◆ AUFGABE 1 ◆
Setze bitte die Einträge in eine Markdown-Tabelle, beginnend mit dem ersten Eintrag und endend mit der Zeile, die „x-tick-label: 2026: [1344, 632, 1386, 651]“ enthält, beide eingeschlossen. Die Spalte „Position“ enthält die fortlaufende Zeilennummer, die Spalte „Inhalt“ die jeweilige Zeile, und Leerzeilen fallen weg.

◆ VORLIEGENDER TEXT ◆
******
München. Gewinneinbruch, Probleme im Energiehandel und ein teurer Zukauf: Siemens-Chef Kaeser kämpft mit mehreren Baustellen. Die Aktionäre sind wenig erfreut.
Siemens-Chef Joe Kaeser ist viele Probleme auch zum Start ins neue Geschäftsjahr noch nicht los: Auf der Hauptversammlung des Elektroriesen in München musste der Vorstandsvorsitzende den rund 7700 anwesenden Aktionären am Dienstag über anhaltende Schwierigkeiten im Energiegeschäft und einen Gewinneinbruch im ersten Quartal berichten. Auch in der Medizintechnik lief es nicht rund.
Neue Führungsmannschaften sollen jetzt das Ruder herumreißen. Aber auch die Milliarden-Übernahme des US-Industriezulieferers Dresser-Rand gilt wegen des Ölpreisverfalls derzeit nicht gerade als Glücksgriff. Von den Aktionären musste sich Kaeser deshalb deutliche Kritik gefallen lassen.
Mehr Tempo bei der Neuausrichtung, lautete eine zentrale Forderung der Anleger. "Wie viele Übergangsjahre wollen Sie uns noch zumuten, Herr Kaeser?", fragte Fondsmanager Ingo Speich von Union Investment.
Dresser-Rand-Deal bereitet Anlegern Sorgen
Siemens sei in den letzten Jahren hinter die Wettbewerber zurückgefallen und habe auch die Technologie- und Innovationsführerschaft in weiten Teilen verloren. "Ein Weiter-So darf es nicht geben, wenn man nicht noch mehr an Boden verlieren will", warnte Speich.
Auch interessant
Sorgen bereitet den Anlegern auch der milliardenschwere Dresser-Rand-Deal. Kaeser habe damit viel Kredit verspielt, sagte Henning Gebhardt von Deutsche Asset & Wealth Management: "Auch wenn es für eine Beurteilung heute natürlich zu früh ist, so erscheint der Einstieg in Öl und Gas erst einmal misslungen."
Der Siemens-Chef verteidigte das Geschäft. Zwar sei ein Rückgang neuer Projekte in der Ölindustrie zu spüren - langfristig werde die Branche aber weiter kräftig investieren, zeigte sich Kaeser zuversichtlich. Dresser-Rand ist als Zulieferer der Ölindustrie stark von deren Investitionen abhängig. Wegen der stark gesunkenen Ölpreise stehen derzeit aber viele Projekte von Ölförderern auf der Kippe.
Geschäft mit Stromerzeugung bleibt hinter Vorjahr zurück
Zwischen Oktober und Dezember verdiente Siemens unterm Strich knapp 1,1 Milliarden Euro und damit ein Viertel weniger als im Vorjahreszeitraum. Das Unternehmen begründete den Einbruch unter anderem mit Zinseffekten. Der Auftragseingang blieb um 13 Prozent hinter dem Vorjahreswert zurück, der einen milliardenschweren Metro-Auftrag in Saudi-Arabien enthalten hatte.
******
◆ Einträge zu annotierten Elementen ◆
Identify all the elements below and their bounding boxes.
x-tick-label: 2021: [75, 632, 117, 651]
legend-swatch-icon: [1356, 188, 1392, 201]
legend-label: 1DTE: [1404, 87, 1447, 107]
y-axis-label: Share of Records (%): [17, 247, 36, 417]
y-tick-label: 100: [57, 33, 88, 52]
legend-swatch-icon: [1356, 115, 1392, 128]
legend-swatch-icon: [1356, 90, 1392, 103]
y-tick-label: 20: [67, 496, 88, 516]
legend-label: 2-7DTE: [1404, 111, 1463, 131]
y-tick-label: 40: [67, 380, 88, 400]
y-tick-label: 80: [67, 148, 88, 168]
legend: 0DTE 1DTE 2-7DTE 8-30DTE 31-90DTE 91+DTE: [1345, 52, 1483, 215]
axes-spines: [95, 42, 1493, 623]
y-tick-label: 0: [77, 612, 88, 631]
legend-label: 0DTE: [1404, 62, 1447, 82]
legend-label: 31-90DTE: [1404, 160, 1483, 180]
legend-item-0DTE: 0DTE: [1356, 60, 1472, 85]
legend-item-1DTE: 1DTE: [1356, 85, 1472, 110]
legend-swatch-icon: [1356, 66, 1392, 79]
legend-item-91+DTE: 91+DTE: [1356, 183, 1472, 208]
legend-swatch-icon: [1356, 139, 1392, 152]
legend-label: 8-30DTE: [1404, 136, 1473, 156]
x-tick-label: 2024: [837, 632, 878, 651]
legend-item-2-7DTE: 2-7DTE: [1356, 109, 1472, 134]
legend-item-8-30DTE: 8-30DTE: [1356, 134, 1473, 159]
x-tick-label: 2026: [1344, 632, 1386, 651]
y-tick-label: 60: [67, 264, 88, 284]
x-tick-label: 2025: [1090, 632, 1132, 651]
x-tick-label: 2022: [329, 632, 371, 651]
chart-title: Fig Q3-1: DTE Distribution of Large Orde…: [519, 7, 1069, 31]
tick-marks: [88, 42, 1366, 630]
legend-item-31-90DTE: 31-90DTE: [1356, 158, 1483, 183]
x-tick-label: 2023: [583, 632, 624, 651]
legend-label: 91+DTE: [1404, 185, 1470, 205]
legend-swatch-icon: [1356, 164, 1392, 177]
******
◆ AUFGABE 2 ◆
Schreibe die Fortsetzung des Artikels über die Lage bei Siemens im Anschluss an seinen letzten Satz.

◆ ENDGÜLTIGE ANTWORT 1 ◆
| Position | Inhalt |
|---|---|
| 1 | Identify all the elements below and their bounding boxes. |
| 2 | x-tick-label: 2021: [75, 632, 117, 651] |
| 3 | legend-swatch-icon: [1356, 188, 1392, 201] |
| 4 | legend-label: 1DTE: [1404, 87, 1447, 107] |
| 5 | y-axis-label: Share of Records (%): [17, 247, 36, 417] |
| 6 | y-tick-label: 100: [57, 33, 88, 52] |
| 7 | legend-swatch-icon: [1356, 115, 1392, 128] |
| 8 | legend-swatch-icon: [1356, 90, 1392, 103] |
| 9 | y-tick-label: 20: [67, 496, 88, 516] |
| 10 | legend-label: 2-7DTE: [1404, 111, 1463, 131] |
| 11 | y-tick-label: 40: [67, 380, 88, 400] |
| 12 | y-tick-label: 80: [67, 148, 88, 168] |
| 13 | legend: 0DTE 1DTE 2-7DTE 8-30DTE 31-90DTE 91+DTE: [1345, 52, 1483, 215] |
| 14 | axes-spines: [95, 42, 1493, 623] |
| 15 | y-tick-label: 0: [77, 612, 88, 631] |
| 16 | legend-label: 0DTE: [1404, 62, 1447, 82] |
| 17 | legend-label: 31-90DTE: [1404, 160, 1483, 180] |
| 18 | legend-item-0DTE: 0DTE: [1356, 60, 1472, 85] |
| 19 | legend-item-1DTE: 1DTE: [1356, 85, 1472, 110] |
| 20 | legend-swatch-icon: [1356, 66, 1392, 79] |
| 21 | legend-item-91+DTE: 91+DTE: [1356, 183, 1472, 208] |
| 22 | legend-swatch-icon: [1356, 139, 1392, 152] |
| 23 | legend-label: 8-30DTE: [1404, 136, 1473, 156] |
| 24 | x-tick-label: 2024: [837, 632, 878, 651] |
| 25 | legend-item-2-7DTE: 2-7DTE: [1356, 109, 1472, 134] |
| 26 | legend-item-8-30DTE: 8-30DTE: [1356, 134, 1473, 159] |
| 27 | x-tick-label: 2026: [1344, 632, 1386, 651] |

◆ ENDGÜLTIGE ANTWORT 2 ◆
Auch interessant
Den Umsatz konnte Siemens im ersten Quartal um drei Prozent auf 17,4 Milliarden Euro steigern. Kaeser zeigte sich mit den Zahlen insgesamt zufrieden: "Die meisten Geschäfte haben sich im Rahmen unserer Erwartungen entwickelt."
In den einzelnen Geschäftsfeldern lief es allerdings sehr unterschiedlich. Während die Sparten Digitale Fabrik, Energiemanagement und Mobilität zulegen konnten, blieben das Geschäft mit Stromerzeugung und Gasturbinen sowie die Medizintechnik hinter dem Vorjahr zurück.
Gewinn soll um mindestens 15 Prozent zulegen
Sowohl Medizintechnik-Chef Hermann Requardt als auch Power & Gas-Chef Roland Fischer räumen ihre Posten. "Es gibt kein anderes Geschäft im Hause mit einem vergleichbar großen Handlungsbedarf - auch deshalb, weil die Zeichen der Zeit nicht ausreichend erkannt wurden, zum Beispiel wachsender Preisdruck und Überkapazitäten", sagte Kaeser mit Blick auf das Energie- und Gasgeschäft.
Die Ziele für das laufende Jahr bekräftigte der Konzernchef. Der Gewinn soll um mindestens 15 Prozent zulegen - auch weil der Verkauf der Sparten für Haushaltsgeräte und Hörgeräte rund drei Milliarden Euro in die Kassen spülen soll.
Kaeser will Siemens mit einem radikalen Umbau wieder auf Trab bringen. Über die Folgen für die Jobs beraten die Siemens-Führung und die Arbeitnehmervertreter am 4. und 5. Februar im Wirtschaftsausschuss, wie Kaeser bestätigte. Danach würden die Mitarbeiter und die Öffentlichkeit informiert. (dpa)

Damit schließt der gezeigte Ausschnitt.